**** GIVEN RECORDS

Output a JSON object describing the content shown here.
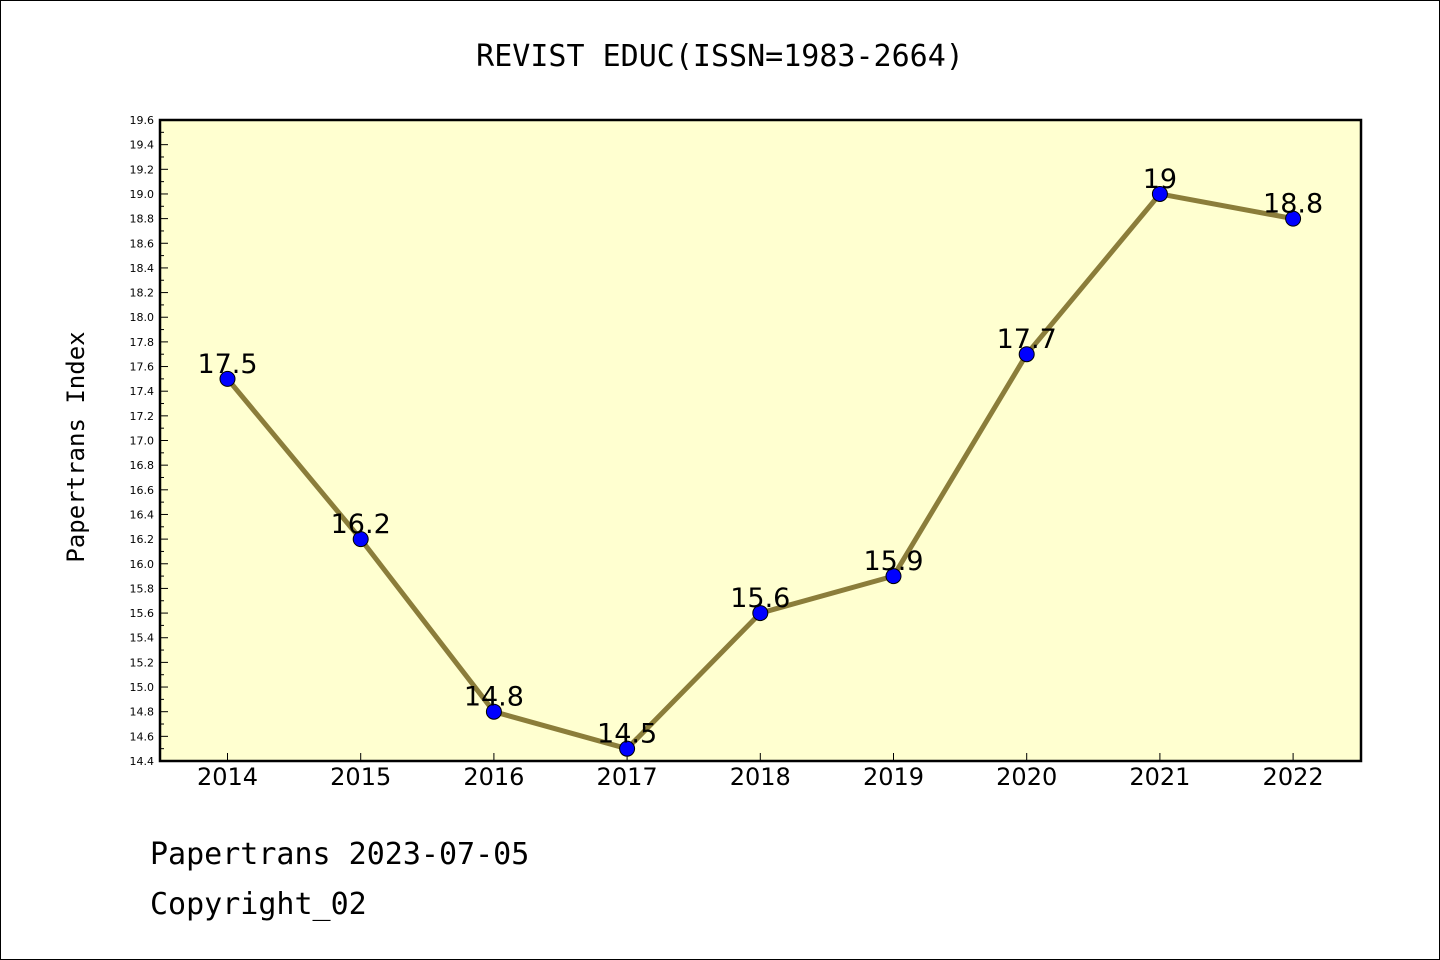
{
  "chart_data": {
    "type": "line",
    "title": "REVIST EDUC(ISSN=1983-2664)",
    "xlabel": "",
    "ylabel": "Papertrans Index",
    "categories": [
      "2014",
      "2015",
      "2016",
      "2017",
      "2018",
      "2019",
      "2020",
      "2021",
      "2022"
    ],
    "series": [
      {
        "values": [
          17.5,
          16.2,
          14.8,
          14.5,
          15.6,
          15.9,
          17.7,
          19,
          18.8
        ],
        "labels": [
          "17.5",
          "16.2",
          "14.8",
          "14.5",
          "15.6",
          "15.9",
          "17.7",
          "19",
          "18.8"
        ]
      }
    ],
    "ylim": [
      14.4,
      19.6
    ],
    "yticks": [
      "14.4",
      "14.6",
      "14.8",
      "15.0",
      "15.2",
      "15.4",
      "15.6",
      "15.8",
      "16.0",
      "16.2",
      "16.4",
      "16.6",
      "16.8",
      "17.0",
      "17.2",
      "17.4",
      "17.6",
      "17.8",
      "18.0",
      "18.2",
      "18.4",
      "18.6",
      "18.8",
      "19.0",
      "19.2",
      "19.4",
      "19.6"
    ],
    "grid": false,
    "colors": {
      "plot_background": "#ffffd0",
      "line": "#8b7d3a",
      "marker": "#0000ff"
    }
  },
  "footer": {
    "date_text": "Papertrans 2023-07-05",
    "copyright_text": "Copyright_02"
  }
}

********

### SET PROBLEM
Without the pictures, print the whole listing exactly as given.

### ANSWER TO THIS PROBLEM
Output a JSON object describing the content shown here.
{
  "chart_data": {
    "type": "line",
    "title": "REVIST EDUC(ISSN=1983-2664)",
    "xlabel": "",
    "ylabel": "Papertrans Index",
    "categories": [
      "2014",
      "2015",
      "2016",
      "2017",
      "2018",
      "2019",
      "2020",
      "2021",
      "2022"
    ],
    "series": [
      {
        "values": [
          17.5,
          16.2,
          14.8,
          14.5,
          15.6,
          15.9,
          17.7,
          19,
          18.8
        ],
        "labels": [
          "17.5",
          "16.2",
          "14.8",
          "14.5",
          "15.6",
          "15.9",
          "17.7",
          "19",
          "18.8"
        ]
      }
    ],
    "ylim": [
      14.4,
      19.6
    ],
    "yticks": [
      "14.4",
      "14.6",
      "14.8",
      "15.0",
      "15.2",
      "15.4",
      "15.6",
      "15.8",
      "16.0",
      "16.2",
      "16.4",
      "16.6",
      "16.8",
      "17.0",
      "17.2",
      "17.4",
      "17.6",
      "17.8",
      "18.0",
      "18.2",
      "18.4",
      "18.6",
      "18.8",
      "19.0",
      "19.2",
      "19.4",
      "19.6"
    ],
    "grid": false,
    "colors": {
      "plot_background": "#ffffd0",
      "line": "#8b7d3a",
      "marker": "#0000ff"
    }
  },
  "footer": {
    "date_text": "Papertrans 2023-07-05",
    "copyright_text": "Copyright_02"
  }
}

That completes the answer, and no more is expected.